Job » Every record should be written out exactly, please.

Extracted information »
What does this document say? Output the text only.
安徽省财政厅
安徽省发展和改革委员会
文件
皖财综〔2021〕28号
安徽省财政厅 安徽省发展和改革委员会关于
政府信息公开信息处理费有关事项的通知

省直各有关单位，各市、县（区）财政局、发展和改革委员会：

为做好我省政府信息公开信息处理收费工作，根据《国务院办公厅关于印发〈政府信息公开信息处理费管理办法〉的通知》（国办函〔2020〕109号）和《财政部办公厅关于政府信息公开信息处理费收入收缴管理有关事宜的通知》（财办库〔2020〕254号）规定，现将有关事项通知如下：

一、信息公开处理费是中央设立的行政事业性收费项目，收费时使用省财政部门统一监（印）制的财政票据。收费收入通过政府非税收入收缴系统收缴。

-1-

Finished exercise »
What does this document say? Output the text only.
安徽省财政厅
安徽省发展和改革委员会
文件
皖财综〔2021〕28号
安徽省财政厅 安徽省发展和改革委员会关于
政府信息公开信息处理费有关事项的通知

省直各有关单位，各市、县（区）财政局、发展和改革委员会：

为做好我省政府信息公开信息处理收费工作，根据《国务院办公厅关于印发〈政府信息公开信息处理费管理办法〉的通知》（国办函〔2020〕109号）和《财政部办公厅关于政府信息公开信息处理费收入收缴管理有关事宜的通知》（财办库〔2020〕254号）规定，现将有关事项通知如下：

一、信息公开处理费是中央设立的行政事业性收费项目，收费时使用省财政部门统一监（印）制的财政票据。收费收入通过政府非税收入收缴系统收缴。

-1-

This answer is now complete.